EXERCISE: Retype each record below word for word. Leave the pictures out.

(Dataset items)
•••••

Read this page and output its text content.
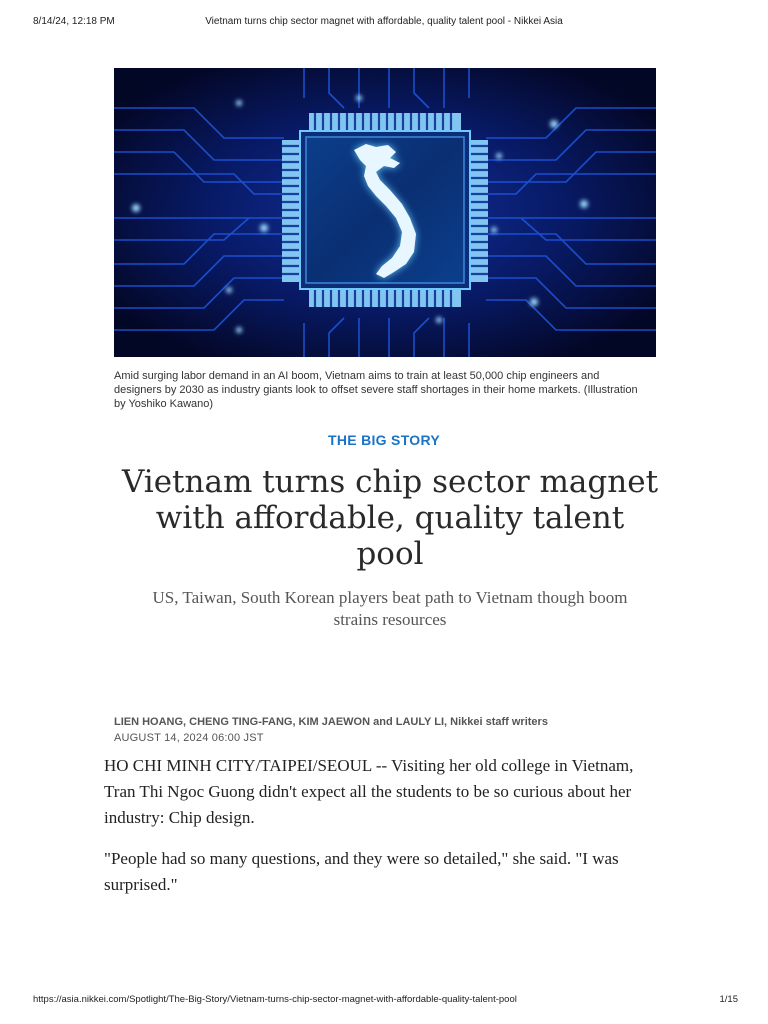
8/14/24, 12:18 PM	Vietnam turns chip sector magnet with affordable, quality talent pool - Nikkei Asia
Amid surging labor demand in an AI boom, Vietnam aims to train at least 50,000 chip engineers and designers by 2030 as industry giants look to offset severe staff shortages in their home markets. (Illustration by Yoshiko Kawano)
THE BIG STORY
Vietnam turns chip sector magnet with affordable, quality talent pool

US, Taiwan, South Korean players beat path to Vietnam though boom strains resources

LIEN HOANG, CHENG TING-FANG, KIM JAEWON and LAULY LI, Nikkei staff writers
AUGUST 14, 2024 06:00 JST

HO CHI MINH CITY/TAIPEI/SEOUL -- Visiting her old college in Vietnam, Tran Thi Ngoc Guong didn't expect all the students to be so curious about her industry: Chip design.

"People had so many questions, and they were so detailed," she said. "I was surprised."

https://asia.nikkei.com/Spotlight/The-Big-Story/Vietnam-turns-chip-sector-magnet-with-affordable-quality-talent-pool	1/15
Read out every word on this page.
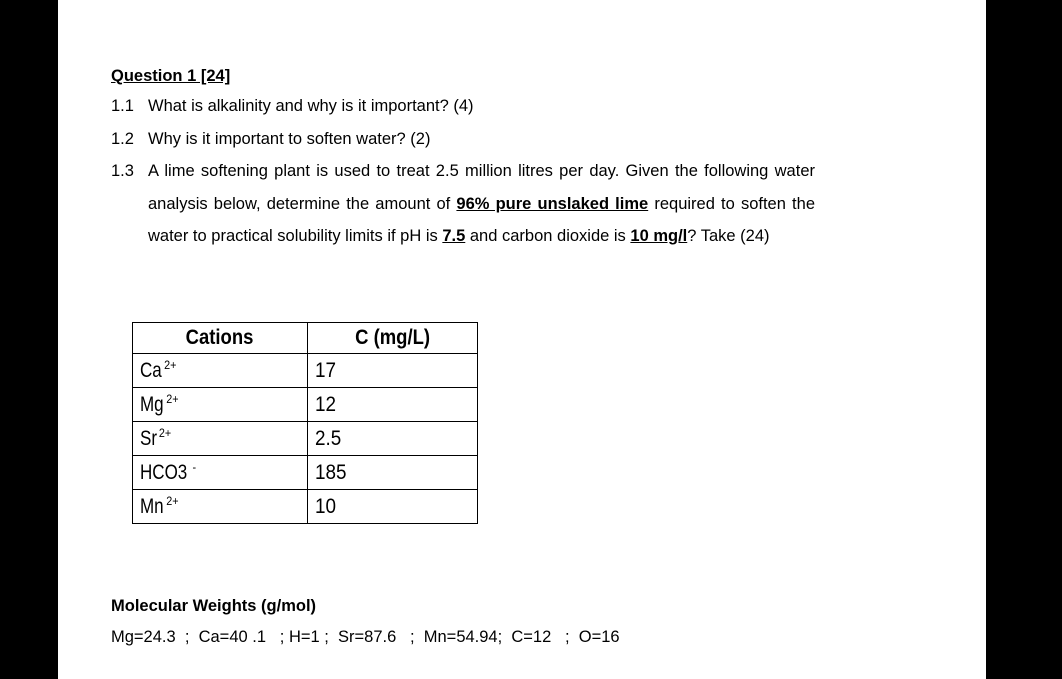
Question 1 [24]
1.1 What is alkalinity and why is it important? (4)
1.2 Why is it important to soften water? (2)
1.3 A lime softening plant is used to treat 2.5 million litres per day. Given the following water analysis below, determine the amount of 96% pure unslaked lime required to soften the water to practical solubility limits if pH is 7.5 and carbon dioxide is 10 mg/l? Take (24)
Cations	C (mg/L)
Ca $^{2+}$	17
Mg $^{2+}$	12
Sr $^{2+}$	2.5
HCO3 -	185
Mn $^{2+}$	10
Molecular Weights (g/mol)
Mg=24.3  ;  Ca=40 .1   ; H=1 ;  Sr=87.6   ;  Mn=54.94;  C=12   ;  O=16
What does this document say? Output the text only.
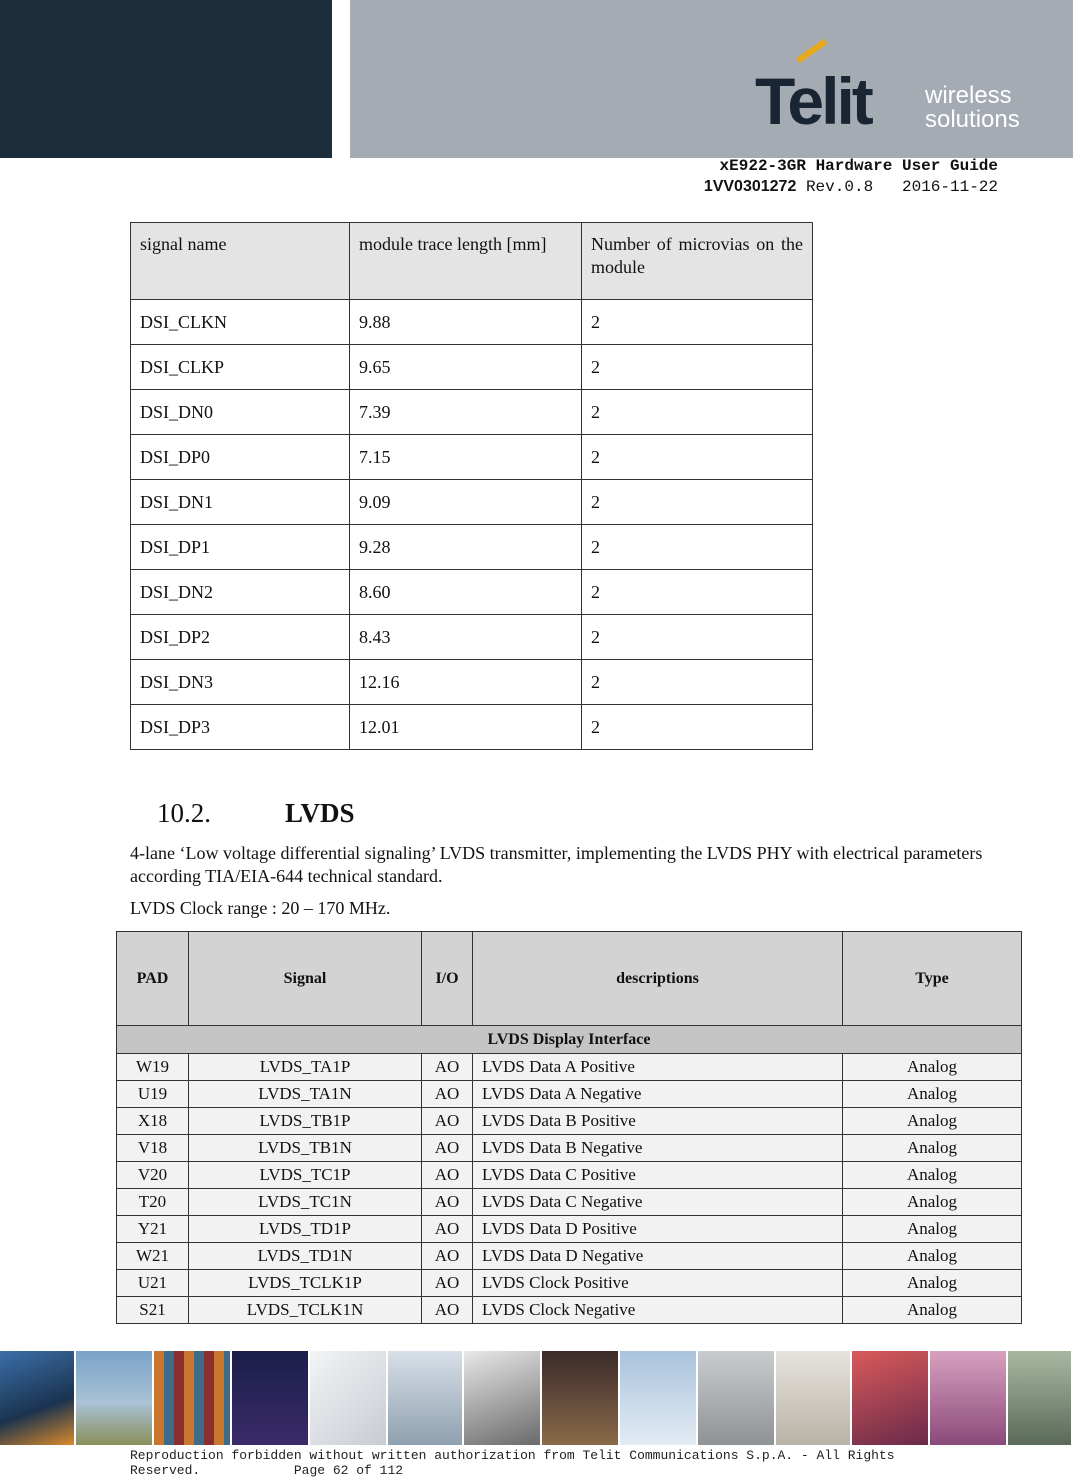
Telit wireless
solutions
xE922-3GR Hardware User Guide
1VV0301272 Rev.0.8 2016-11-22
signal name	module trace length [mm]	Number of microvias on the module
DSI_CLKN	9.88	2
DSI_CLKP	9.65	2
DSI_DN0	7.39	2
DSI_DP0	7.15	2
DSI_DN1	9.09	2
DSI_DP1	9.28	2
DSI_DN2	8.60	2
DSI_DP2	8.43	2
DSI_DN3	12.16	2
DSI_DP3	12.01	2
10.2.	LVDS
4-lane ‘Low voltage differential signaling’ LVDS transmitter, implementing the LVDS PHY with electrical parameters according TIA/EIA-644 technical standard.
LVDS Clock range : 20 – 170 MHz.
PAD	Signal	I/O	descriptions	Type
LVDS Display Interface				
W19	LVDS_TA1P	AO	LVDS Data A Positive	Analog
U19	LVDS_TA1N	AO	LVDS Data A Negative	Analog
X18	LVDS_TB1P	AO	LVDS Data B Positive	Analog
V18	LVDS_TB1N	AO	LVDS Data B Negative	Analog
V20	LVDS_TC1P	AO	LVDS Data C Positive	Analog
T20	LVDS_TC1N	AO	LVDS Data C Negative	Analog
Y21	LVDS_TD1P	AO	LVDS Data D Positive	Analog
W21	LVDS_TD1N	AO	LVDS Data D Negative	Analog
U21	LVDS_TCLK1P	AO	LVDS Clock Positive	Analog
S21	LVDS_TCLK1N	AO	LVDS Clock Negative	Analog
Reproduction forbidden without written authorization from Telit Communications S.p.A. - All Rights
Reserved.	Page 62 of 112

•••••

EXERCISE RESULT:
Read this page and output its text content.
8/14/24, 12:18 PM	Vietnam turns chip sector magnet with affordable, quality talent pool - Nikkei Asia
Amid surging labor demand in an AI boom, Vietnam aims to train at least 50,000 chip engineers and designers by 2030 as industry giants look to offset severe staff shortages in their home markets. (Illustration by Yoshiko Kawano)
THE BIG STORY
Vietnam turns chip sector magnet with affordable, quality talent pool

US, Taiwan, South Korean players beat path to Vietnam though boom strains resources

LIEN HOANG, CHENG TING-FANG, KIM JAEWON and LAULY LI, Nikkei staff writers
AUGUST 14, 2024 06:00 JST

HO CHI MINH CITY/TAIPEI/SEOUL -- Visiting her old college in Vietnam, Tran Thi Ngoc Guong didn't expect all the students to be so curious about her industry: Chip design.

"People had so many questions, and they were so detailed," she said. "I was surprised."

https://asia.nikkei.com/Spotlight/The-Big-Story/Vietnam-turns-chip-sector-magnet-with-affordable-quality-talent-pool	1/15
Read out every word on this page.
Question 1 [24]
1.1 What is alkalinity and why is it important? (4)
1.2 Why is it important to soften water? (2)
1.3 A lime softening plant is used to treat 2.5 million litres per day. Given the following water analysis below, determine the amount of 96% pure unslaked lime required to soften the water to practical solubility limits if pH is 7.5 and carbon dioxide is 10 mg/l? Take (24)
Cations	C (mg/L)
Ca $^{2+}$	17
Mg $^{2+}$	12
Sr $^{2+}$	2.5
HCO3 -	185
Mn $^{2+}$	10
Molecular Weights (g/mol)
Mg=24.3  ;  Ca=40 .1   ; H=1 ;  Sr=87.6   ;  Mn=54.94;  C=12   ;  O=16
What does this document say? Output the text only.
Telit wireless
solutions
xE922-3GR Hardware User Guide
1VV0301272 Rev.0.8 2016-11-22
signal name	module trace length [mm]	Number of microvias on the module
DSI_CLKN	9.88	2
DSI_CLKP	9.65	2
DSI_DN0	7.39	2
DSI_DP0	7.15	2
DSI_DN1	9.09	2
DSI_DP1	9.28	2
DSI_DN2	8.60	2
DSI_DP2	8.43	2
DSI_DN3	12.16	2
DSI_DP3	12.01	2
10.2.	LVDS
4-lane ‘Low voltage differential signaling’ LVDS transmitter, implementing the LVDS PHY with electrical parameters according TIA/EIA-644 technical standard.
LVDS Clock range : 20 – 170 MHz.
PAD	Signal	I/O	descriptions	Type
LVDS Display Interface				
W19	LVDS_TA1P	AO	LVDS Data A Positive	Analog
U19	LVDS_TA1N	AO	LVDS Data A Negative	Analog
X18	LVDS_TB1P	AO	LVDS Data B Positive	Analog
V18	LVDS_TB1N	AO	LVDS Data B Negative	Analog
V20	LVDS_TC1P	AO	LVDS Data C Positive	Analog
T20	LVDS_TC1N	AO	LVDS Data C Negative	Analog
Y21	LVDS_TD1P	AO	LVDS Data D Positive	Analog
W21	LVDS_TD1N	AO	LVDS Data D Negative	Analog
U21	LVDS_TCLK1P	AO	LVDS Clock Positive	Analog
S21	LVDS_TCLK1N	AO	LVDS Clock Negative	Analog
Reproduction forbidden without written authorization from Telit Communications S.p.A. - All Rights
Reserved.	Page 62 of 112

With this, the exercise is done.